Output all the material that follows, exactly as given.
>> Start Material provided
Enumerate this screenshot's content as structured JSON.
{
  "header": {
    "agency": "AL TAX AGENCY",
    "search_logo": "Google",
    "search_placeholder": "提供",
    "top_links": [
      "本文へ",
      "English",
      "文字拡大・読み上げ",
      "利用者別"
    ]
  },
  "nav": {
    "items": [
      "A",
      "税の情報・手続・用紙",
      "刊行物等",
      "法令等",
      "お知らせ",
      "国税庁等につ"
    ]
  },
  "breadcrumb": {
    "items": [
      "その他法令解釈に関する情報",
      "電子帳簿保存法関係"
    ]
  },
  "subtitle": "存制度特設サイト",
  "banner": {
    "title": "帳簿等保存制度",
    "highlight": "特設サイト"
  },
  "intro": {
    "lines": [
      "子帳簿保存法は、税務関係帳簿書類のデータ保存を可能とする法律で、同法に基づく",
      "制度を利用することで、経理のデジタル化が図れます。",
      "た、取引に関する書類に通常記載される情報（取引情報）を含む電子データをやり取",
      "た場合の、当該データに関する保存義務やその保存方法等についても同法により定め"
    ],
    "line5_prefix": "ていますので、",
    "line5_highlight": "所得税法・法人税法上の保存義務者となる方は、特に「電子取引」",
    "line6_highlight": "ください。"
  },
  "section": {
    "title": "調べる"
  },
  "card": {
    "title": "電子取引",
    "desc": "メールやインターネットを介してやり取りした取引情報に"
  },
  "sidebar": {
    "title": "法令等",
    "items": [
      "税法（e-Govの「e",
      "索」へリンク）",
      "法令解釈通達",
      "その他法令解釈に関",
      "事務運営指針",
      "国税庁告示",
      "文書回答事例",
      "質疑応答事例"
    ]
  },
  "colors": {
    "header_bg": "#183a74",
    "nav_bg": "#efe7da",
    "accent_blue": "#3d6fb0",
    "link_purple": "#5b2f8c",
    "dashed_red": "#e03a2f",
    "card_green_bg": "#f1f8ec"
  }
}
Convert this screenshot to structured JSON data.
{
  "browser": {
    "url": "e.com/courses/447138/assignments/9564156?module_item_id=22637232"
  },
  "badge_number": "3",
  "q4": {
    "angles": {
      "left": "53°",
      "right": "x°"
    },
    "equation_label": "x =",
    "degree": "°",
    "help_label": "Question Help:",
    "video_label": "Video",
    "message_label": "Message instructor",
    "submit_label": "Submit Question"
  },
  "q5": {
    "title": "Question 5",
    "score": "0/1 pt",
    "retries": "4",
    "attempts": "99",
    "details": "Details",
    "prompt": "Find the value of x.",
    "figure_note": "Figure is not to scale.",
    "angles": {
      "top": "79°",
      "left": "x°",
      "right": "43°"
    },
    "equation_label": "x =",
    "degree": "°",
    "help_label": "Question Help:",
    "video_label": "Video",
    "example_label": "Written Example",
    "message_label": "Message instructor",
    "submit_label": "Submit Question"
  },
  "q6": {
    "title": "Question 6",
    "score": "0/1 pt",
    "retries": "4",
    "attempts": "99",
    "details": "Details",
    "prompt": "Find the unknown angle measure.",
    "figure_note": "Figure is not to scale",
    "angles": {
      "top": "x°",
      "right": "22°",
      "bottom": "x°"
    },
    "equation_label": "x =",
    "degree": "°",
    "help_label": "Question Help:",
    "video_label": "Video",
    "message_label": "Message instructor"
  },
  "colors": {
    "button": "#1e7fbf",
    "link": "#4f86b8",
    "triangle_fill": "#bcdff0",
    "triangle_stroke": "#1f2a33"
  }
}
>> End Material provided
» Exercise answer:
Enumerate this screenshot's content as structured JSON.
{
  "header": {
    "agency": "AL TAX AGENCY",
    "search_logo": "Google",
    "search_placeholder": "提供",
    "top_links": [
      "本文へ",
      "English",
      "文字拡大・読み上げ",
      "利用者別"
    ]
  },
  "nav": {
    "items": [
      "A",
      "税の情報・手続・用紙",
      "刊行物等",
      "法令等",
      "お知らせ",
      "国税庁等につ"
    ]
  },
  "breadcrumb": {
    "items": [
      "その他法令解釈に関する情報",
      "電子帳簿保存法関係"
    ]
  },
  "subtitle": "存制度特設サイト",
  "banner": {
    "title": "帳簿等保存制度",
    "highlight": "特設サイト"
  },
  "intro": {
    "lines": [
      "子帳簿保存法は、税務関係帳簿書類のデータ保存を可能とする法律で、同法に基づく",
      "制度を利用することで、経理のデジタル化が図れます。",
      "た、取引に関する書類に通常記載される情報（取引情報）を含む電子データをやり取",
      "た場合の、当該データに関する保存義務やその保存方法等についても同法により定め"
    ],
    "line5_prefix": "ていますので、",
    "line5_highlight": "所得税法・法人税法上の保存義務者となる方は、特に「電子取引」",
    "line6_highlight": "ください。"
  },
  "section": {
    "title": "調べる"
  },
  "card": {
    "title": "電子取引",
    "desc": "メールやインターネットを介してやり取りした取引情報に"
  },
  "sidebar": {
    "title": "法令等",
    "items": [
      "税法（e-Govの「e",
      "索」へリンク）",
      "法令解釈通達",
      "その他法令解釈に関",
      "事務運営指針",
      "国税庁告示",
      "文書回答事例",
      "質疑応答事例"
    ]
  },
  "colors": {
    "header_bg": "#183a74",
    "nav_bg": "#efe7da",
    "accent_blue": "#3d6fb0",
    "link_purple": "#5b2f8c",
    "dashed_red": "#e03a2f",
    "card_green_bg": "#f1f8ec"
  }
}
Convert this screenshot to structured JSON data.
{
  "browser": {
    "url": "e.com/courses/447138/assignments/9564156?module_item_id=22637232"
  },
  "badge_number": "3",
  "q4": {
    "angles": {
      "left": "53°",
      "right": "x°"
    },
    "equation_label": "x =",
    "degree": "°",
    "help_label": "Question Help:",
    "video_label": "Video",
    "message_label": "Message instructor",
    "submit_label": "Submit Question"
  },
  "q5": {
    "title": "Question 5",
    "score": "0/1 pt",
    "retries": "4",
    "attempts": "99",
    "details": "Details",
    "prompt": "Find the value of x.",
    "figure_note": "Figure is not to scale.",
    "angles": {
      "top": "79°",
      "left": "x°",
      "right": "43°"
    },
    "equation_label": "x =",
    "degree": "°",
    "help_label": "Question Help:",
    "video_label": "Video",
    "example_label": "Written Example",
    "message_label": "Message instructor",
    "submit_label": "Submit Question"
  },
  "q6": {
    "title": "Question 6",
    "score": "0/1 pt",
    "retries": "4",
    "attempts": "99",
    "details": "Details",
    "prompt": "Find the unknown angle measure.",
    "figure_note": "Figure is not to scale",
    "angles": {
      "top": "x°",
      "right": "22°",
      "bottom": "x°"
    },
    "equation_label": "x =",
    "degree": "°",
    "help_label": "Question Help:",
    "video_label": "Video",
    "message_label": "Message instructor"
  },
  "colors": {
    "button": "#1e7fbf",
    "link": "#4f86b8",
    "triangle_fill": "#bcdff0",
    "triangle_stroke": "#1f2a33"
  }
}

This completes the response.